**Exercise goal**
Please pick out each line in the items below that contains the string "Detect" and copy those lines.

**The records**
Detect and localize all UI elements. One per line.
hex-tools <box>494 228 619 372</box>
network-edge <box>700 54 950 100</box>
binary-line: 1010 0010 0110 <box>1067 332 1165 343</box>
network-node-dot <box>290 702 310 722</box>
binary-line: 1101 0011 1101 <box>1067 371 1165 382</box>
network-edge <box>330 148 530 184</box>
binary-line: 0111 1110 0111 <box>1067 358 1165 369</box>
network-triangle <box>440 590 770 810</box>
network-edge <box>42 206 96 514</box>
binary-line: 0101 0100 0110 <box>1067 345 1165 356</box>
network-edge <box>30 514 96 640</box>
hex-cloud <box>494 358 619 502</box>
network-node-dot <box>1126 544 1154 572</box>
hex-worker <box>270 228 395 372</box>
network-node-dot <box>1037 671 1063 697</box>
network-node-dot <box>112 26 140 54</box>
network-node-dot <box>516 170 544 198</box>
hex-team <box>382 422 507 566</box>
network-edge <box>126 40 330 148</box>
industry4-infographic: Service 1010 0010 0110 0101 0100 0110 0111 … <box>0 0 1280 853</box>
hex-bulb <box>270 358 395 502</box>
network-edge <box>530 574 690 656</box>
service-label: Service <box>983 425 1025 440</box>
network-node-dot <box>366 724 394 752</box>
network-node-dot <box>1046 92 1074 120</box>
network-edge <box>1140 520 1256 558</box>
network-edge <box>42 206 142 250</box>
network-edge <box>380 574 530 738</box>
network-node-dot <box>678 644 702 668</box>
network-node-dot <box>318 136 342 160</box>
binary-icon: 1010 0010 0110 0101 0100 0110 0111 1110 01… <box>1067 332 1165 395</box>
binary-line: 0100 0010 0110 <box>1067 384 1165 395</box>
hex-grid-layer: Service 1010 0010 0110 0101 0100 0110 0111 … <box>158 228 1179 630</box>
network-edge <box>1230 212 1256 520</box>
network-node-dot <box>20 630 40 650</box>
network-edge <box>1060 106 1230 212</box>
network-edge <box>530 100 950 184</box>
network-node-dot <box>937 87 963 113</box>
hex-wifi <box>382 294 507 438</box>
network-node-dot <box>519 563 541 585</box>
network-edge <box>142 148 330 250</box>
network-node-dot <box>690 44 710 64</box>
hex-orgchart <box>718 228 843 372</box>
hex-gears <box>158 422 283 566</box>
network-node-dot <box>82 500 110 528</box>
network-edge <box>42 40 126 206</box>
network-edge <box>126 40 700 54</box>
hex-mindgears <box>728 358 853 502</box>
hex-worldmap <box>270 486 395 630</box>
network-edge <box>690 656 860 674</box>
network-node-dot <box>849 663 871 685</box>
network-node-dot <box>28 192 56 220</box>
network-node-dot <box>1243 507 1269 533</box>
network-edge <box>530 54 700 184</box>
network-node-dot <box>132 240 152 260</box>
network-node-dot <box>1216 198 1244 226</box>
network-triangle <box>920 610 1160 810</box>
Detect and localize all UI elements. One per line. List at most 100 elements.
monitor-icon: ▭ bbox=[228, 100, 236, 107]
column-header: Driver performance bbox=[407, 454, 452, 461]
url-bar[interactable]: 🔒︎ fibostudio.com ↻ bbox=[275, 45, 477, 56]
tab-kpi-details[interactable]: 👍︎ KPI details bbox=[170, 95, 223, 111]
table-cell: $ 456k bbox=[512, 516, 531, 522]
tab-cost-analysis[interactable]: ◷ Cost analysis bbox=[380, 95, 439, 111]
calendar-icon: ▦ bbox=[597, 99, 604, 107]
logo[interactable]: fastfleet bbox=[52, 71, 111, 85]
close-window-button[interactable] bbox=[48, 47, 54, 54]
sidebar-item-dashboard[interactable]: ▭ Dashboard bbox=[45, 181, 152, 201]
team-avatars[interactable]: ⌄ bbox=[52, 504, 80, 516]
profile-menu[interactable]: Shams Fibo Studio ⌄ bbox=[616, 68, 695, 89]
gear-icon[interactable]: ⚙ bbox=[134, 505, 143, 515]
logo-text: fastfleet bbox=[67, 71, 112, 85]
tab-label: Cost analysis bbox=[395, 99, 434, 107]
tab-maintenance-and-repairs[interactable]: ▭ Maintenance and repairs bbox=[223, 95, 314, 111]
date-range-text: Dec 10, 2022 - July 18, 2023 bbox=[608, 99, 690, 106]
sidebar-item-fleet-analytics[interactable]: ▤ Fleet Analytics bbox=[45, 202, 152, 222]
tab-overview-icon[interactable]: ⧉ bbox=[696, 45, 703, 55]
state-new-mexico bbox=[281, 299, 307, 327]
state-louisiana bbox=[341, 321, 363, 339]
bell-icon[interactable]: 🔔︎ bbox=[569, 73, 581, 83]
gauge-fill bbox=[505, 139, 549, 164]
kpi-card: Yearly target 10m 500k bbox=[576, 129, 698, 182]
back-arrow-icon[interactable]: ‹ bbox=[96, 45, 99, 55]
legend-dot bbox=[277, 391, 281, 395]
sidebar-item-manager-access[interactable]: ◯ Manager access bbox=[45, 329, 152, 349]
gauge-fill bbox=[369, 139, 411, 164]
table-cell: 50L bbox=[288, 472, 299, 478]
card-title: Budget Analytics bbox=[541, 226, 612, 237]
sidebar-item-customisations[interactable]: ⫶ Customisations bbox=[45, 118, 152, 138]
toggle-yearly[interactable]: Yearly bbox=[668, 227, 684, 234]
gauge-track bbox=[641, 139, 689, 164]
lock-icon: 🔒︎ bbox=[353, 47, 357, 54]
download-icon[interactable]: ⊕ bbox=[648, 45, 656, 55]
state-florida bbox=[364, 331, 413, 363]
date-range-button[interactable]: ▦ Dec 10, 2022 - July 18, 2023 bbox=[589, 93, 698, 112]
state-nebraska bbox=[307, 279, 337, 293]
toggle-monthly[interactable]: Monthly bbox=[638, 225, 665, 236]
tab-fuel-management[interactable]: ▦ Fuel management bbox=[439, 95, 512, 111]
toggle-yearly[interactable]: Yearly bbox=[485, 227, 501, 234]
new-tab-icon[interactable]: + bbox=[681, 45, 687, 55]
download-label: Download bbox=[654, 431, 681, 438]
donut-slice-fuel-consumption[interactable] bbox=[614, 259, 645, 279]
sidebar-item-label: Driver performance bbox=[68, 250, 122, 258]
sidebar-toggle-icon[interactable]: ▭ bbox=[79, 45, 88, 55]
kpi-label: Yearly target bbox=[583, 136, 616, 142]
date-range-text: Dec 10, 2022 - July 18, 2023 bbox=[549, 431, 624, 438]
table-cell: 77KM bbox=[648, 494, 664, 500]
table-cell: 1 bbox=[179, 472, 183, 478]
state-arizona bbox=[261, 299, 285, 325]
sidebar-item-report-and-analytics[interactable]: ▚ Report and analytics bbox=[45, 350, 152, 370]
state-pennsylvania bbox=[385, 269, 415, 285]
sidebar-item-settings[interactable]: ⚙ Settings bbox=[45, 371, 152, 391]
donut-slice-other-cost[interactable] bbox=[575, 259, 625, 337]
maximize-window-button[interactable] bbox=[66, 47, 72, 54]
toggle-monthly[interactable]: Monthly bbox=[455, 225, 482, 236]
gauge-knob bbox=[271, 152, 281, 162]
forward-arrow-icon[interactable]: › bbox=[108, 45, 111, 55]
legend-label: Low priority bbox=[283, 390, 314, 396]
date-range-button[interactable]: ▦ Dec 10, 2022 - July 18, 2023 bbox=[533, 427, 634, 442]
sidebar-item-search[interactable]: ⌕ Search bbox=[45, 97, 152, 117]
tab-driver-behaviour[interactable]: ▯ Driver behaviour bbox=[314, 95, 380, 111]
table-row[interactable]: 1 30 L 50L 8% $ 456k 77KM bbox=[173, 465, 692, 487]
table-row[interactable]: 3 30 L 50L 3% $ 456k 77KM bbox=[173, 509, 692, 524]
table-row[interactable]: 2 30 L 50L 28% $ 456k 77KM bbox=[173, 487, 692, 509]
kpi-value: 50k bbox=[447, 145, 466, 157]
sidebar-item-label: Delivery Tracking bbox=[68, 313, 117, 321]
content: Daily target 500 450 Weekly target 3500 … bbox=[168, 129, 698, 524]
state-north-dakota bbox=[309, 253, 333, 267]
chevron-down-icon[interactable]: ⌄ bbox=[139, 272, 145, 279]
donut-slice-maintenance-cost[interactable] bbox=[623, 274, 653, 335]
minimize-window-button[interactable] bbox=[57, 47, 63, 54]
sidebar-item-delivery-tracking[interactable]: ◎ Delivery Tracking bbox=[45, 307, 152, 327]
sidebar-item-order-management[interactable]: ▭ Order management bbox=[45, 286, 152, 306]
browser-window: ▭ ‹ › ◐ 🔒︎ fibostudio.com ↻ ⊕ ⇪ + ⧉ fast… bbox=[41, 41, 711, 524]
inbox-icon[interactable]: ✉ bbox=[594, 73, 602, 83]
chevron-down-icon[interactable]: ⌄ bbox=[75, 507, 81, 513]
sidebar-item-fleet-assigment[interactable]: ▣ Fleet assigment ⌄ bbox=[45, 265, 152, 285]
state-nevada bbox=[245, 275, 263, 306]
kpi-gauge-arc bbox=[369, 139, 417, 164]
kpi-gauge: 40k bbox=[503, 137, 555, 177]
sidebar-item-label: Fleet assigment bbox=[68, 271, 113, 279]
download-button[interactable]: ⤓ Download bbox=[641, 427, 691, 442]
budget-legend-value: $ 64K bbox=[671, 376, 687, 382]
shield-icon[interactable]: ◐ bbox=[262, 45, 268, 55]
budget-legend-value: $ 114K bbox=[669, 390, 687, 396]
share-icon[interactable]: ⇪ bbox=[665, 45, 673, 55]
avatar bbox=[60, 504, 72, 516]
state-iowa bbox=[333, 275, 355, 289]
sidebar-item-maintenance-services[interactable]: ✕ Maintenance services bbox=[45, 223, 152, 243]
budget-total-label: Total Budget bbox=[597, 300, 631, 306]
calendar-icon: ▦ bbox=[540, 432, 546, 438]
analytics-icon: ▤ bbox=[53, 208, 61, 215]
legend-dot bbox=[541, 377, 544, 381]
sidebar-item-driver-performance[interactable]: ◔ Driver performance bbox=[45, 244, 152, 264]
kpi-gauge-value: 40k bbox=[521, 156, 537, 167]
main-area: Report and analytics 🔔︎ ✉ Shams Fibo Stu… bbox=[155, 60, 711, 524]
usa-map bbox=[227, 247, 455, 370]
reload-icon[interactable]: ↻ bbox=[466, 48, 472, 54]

**Full solution**
Detect and localize all UI elements. One per line.
Detect and localize all UI elements. One per line. List at most 100 elements.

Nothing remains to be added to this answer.